● EXERCISE TEXT:
I read a book

I Read A Book

(caution: a pretty writerly blog follows; enter at your own risk)

Three weeks ago, I read a book.

 

By itself, a remarkable feat. It was the first novel I’d read outside of helping a colleague with a blurb, review, or edit in two, maybe three years. The novel previous I believe was a Howard Jacobson, the brilliant J, maybe, or his equally brilliant Live a Little. I hadn’t found anything else that could compete for my full attention the way those did. Truth is, I’m hard to please. Authors have to worry about the seductive rhythms of others invading their prose, at least this one does. Proof: I never wrote drivel until the year I tried to read all of Balzac. But Denis Lehane’s Small Mercies turned the trick. I devoured it.

 

My husband’s been encouraging me to read Lehane for years. Often, I’d already seen the movie, so the desire just wasn’t there. Even though Stephen praised his work to the sky and back, I wasn’t interested. Then a reviewer on Amazon compared my latest novel to an Edith Wharton/Denis Lehane hybrid. I was intrigued. A few days later, The New York Times reviewed Small Mercies, a character driven South Boston novel with the 1970s busing crisis as its mise en scene.

 

I know South Boston people, its culture well. I also remember the busing crisis well. We bought our first house during that time, a grand Victorian in West Roxbury where ‘white flight’ was in full swing. Got it at a great price. I felt a little guilty capitalizing on someone else’s fear, but Stephen said we should follow Rothschild’s rule: buy when there’s blood in the streets. Fifty years later, I gotta say. He wasn’t wrong.

● EXERCISE DETAILS: Copy out the stretch of the blog post about reading a book from "(caution: a pretty" through "I devoured it.", switching "Balzac" to "Tolstoy".

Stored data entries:
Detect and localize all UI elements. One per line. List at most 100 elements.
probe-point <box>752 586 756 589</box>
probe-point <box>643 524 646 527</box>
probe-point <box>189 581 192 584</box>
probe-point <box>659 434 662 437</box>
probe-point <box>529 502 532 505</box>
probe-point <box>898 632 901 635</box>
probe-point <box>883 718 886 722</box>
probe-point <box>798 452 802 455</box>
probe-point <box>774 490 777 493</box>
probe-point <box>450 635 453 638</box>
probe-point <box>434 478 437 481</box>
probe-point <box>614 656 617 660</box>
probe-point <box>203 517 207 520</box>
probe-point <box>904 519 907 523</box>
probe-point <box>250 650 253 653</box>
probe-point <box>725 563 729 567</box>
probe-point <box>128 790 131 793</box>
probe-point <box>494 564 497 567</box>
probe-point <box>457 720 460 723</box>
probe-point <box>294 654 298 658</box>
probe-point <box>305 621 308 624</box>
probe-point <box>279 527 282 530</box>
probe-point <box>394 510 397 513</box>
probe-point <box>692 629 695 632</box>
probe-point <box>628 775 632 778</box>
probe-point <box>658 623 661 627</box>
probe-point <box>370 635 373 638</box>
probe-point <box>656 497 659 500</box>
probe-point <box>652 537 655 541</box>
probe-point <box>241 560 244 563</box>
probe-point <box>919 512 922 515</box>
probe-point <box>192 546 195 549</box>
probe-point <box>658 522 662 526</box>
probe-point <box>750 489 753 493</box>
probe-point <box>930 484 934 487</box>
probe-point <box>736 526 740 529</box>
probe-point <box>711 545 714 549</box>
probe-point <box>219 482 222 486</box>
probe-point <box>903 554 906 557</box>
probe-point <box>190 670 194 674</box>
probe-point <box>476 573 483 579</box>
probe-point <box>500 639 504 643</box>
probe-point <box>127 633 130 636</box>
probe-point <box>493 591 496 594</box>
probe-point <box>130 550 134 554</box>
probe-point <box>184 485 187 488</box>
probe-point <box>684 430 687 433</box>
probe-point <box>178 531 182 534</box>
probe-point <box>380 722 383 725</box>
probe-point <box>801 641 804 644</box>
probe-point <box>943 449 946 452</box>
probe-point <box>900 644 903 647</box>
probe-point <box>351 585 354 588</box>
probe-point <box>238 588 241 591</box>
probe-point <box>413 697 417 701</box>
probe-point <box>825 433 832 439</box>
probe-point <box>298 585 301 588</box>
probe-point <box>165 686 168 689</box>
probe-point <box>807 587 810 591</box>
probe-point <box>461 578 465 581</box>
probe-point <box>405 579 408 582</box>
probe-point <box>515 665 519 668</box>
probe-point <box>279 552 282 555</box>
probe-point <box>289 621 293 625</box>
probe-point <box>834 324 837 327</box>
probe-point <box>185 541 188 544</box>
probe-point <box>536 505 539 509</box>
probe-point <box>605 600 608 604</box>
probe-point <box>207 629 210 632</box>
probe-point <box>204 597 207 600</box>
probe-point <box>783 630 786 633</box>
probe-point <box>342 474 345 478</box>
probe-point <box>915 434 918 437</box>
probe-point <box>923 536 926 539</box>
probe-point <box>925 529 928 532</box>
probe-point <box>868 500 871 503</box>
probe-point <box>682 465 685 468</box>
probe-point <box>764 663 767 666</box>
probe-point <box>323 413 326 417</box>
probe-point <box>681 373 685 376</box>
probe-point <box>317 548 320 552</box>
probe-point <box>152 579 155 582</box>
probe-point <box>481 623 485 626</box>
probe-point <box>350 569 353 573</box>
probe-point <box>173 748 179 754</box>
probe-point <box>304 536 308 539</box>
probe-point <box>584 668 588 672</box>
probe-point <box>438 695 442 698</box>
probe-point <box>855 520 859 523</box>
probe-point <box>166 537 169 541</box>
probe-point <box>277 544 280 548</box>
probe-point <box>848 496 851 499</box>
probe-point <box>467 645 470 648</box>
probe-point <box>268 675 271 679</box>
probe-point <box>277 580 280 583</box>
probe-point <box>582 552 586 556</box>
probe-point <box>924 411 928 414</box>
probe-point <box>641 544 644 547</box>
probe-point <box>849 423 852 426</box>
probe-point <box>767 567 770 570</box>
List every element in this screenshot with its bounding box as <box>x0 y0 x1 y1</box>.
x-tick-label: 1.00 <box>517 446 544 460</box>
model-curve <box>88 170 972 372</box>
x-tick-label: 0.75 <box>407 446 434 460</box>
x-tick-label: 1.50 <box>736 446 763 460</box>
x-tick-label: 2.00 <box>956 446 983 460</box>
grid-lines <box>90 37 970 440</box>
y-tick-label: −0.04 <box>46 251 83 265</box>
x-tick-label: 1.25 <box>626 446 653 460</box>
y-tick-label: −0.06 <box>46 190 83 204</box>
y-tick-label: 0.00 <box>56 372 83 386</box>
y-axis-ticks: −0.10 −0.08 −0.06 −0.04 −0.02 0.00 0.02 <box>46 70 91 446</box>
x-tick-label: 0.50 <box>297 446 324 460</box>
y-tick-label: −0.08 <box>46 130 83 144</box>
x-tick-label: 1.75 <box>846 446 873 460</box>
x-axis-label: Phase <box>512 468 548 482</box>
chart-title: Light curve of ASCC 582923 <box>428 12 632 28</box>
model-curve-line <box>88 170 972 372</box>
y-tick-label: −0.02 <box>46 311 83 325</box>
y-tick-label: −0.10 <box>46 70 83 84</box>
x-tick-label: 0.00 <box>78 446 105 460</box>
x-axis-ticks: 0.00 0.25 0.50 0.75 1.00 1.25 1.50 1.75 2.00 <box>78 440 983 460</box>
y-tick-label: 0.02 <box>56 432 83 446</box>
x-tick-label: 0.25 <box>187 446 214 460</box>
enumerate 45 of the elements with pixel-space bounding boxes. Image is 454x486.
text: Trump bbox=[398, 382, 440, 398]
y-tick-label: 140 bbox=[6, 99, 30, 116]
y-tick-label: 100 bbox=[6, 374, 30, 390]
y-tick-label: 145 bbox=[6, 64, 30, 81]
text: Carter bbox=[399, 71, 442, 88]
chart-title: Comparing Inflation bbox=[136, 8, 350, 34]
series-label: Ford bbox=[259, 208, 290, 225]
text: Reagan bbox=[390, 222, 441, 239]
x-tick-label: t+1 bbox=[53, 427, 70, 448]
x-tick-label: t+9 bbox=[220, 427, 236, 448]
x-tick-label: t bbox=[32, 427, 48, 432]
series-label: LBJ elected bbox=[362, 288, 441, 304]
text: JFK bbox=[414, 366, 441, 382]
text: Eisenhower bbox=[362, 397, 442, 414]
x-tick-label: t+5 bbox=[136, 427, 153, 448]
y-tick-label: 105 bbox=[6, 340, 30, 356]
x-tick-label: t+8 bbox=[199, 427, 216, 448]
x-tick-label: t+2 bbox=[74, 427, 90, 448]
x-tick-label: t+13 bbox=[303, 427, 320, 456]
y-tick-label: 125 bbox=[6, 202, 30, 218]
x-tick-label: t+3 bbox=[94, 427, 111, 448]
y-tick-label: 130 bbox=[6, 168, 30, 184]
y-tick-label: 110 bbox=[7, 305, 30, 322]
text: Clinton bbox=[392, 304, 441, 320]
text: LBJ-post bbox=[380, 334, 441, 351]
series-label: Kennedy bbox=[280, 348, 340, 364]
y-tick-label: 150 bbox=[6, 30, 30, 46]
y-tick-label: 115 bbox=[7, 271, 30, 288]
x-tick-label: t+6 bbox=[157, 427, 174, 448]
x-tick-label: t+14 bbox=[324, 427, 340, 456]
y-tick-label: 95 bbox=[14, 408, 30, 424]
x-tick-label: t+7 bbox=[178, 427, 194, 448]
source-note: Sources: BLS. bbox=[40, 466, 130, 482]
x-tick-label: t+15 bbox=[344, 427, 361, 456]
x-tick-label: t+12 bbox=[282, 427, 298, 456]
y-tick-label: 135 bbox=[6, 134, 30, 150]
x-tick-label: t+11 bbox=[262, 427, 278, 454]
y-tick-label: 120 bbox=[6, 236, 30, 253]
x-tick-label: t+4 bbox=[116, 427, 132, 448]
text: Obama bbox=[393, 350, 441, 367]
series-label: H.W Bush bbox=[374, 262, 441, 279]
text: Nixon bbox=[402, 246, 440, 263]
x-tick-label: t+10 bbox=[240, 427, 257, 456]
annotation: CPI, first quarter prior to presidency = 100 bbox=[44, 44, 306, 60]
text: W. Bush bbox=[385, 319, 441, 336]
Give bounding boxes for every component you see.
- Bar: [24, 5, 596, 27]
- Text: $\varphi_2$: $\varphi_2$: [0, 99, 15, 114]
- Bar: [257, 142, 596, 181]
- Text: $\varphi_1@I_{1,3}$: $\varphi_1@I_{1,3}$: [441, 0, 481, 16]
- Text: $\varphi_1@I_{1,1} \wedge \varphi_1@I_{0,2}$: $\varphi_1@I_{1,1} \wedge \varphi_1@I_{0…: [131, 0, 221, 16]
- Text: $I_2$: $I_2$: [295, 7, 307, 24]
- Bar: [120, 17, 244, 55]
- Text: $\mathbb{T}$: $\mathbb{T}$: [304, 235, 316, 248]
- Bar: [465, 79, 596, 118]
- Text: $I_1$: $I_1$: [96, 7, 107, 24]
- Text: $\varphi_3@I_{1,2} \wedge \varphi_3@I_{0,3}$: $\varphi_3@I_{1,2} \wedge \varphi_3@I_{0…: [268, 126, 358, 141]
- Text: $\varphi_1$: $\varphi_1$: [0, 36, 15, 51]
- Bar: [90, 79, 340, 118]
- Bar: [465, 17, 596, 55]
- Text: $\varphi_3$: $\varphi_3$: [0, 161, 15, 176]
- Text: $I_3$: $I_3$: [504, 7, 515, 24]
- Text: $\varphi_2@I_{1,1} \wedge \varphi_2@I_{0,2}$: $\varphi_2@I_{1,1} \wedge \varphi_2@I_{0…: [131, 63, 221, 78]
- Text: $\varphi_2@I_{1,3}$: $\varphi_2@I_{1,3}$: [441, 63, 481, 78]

● ANSWER:
(caution: a pretty writerly blog follows; enter at your own risk)

Three weeks ago, I read a book.

 

By itself, a remarkable feat. It was the first novel I’d read outside of helping a colleague with a blurb, review, or edit in two, maybe three years. The novel previous I believe was a Howard Jacobson, the brilliant J, maybe, or his equally brilliant Live a Little. I hadn’t found anything else that could compete for my full attention the way those did. Truth is, I’m hard to please. Authors have to worry about the seductive rhythms of others invading their prose, at least this one does. Proof: I never wrote drivel until the year I tried to read all of Tolstoy. But Denis Lehane’s Small Mercies turned the trick. I devoured it.